***** Data *****

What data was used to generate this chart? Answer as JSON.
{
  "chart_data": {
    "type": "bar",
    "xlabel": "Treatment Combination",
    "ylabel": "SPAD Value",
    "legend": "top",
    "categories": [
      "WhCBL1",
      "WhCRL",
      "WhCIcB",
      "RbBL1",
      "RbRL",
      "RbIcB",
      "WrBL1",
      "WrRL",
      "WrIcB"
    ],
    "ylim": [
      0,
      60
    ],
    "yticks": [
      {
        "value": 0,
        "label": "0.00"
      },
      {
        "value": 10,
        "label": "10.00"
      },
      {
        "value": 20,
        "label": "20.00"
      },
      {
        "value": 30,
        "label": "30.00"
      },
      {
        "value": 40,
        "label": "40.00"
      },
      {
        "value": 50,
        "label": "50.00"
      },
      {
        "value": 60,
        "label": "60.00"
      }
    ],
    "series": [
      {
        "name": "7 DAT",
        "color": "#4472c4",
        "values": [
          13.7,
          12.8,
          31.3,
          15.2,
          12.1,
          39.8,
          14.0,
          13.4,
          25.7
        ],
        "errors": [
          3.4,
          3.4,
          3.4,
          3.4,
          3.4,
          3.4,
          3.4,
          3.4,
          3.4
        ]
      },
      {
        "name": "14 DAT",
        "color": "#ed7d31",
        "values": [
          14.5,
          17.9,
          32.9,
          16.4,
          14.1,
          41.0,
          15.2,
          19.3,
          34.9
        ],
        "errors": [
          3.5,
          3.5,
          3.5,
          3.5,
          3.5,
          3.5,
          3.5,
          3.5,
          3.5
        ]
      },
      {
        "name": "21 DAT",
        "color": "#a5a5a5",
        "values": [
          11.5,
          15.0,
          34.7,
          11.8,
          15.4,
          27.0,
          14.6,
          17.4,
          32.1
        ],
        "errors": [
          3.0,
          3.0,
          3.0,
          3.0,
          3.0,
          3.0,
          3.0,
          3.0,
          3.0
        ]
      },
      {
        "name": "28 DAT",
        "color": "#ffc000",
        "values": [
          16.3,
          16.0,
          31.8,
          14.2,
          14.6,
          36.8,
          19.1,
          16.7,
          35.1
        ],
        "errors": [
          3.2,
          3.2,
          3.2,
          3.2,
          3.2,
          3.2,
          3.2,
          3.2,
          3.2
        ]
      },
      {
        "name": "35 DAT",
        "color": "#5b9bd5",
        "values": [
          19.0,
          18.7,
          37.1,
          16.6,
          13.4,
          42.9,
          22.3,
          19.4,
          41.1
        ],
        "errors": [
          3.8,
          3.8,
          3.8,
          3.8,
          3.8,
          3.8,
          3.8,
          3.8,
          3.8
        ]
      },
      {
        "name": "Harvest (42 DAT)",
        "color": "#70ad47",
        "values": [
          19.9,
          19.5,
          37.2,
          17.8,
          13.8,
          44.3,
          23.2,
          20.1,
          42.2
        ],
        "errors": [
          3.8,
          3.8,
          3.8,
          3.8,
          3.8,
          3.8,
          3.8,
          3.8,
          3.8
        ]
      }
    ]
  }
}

*****

Give only a number: how many lines of the data hold the string "color"?

6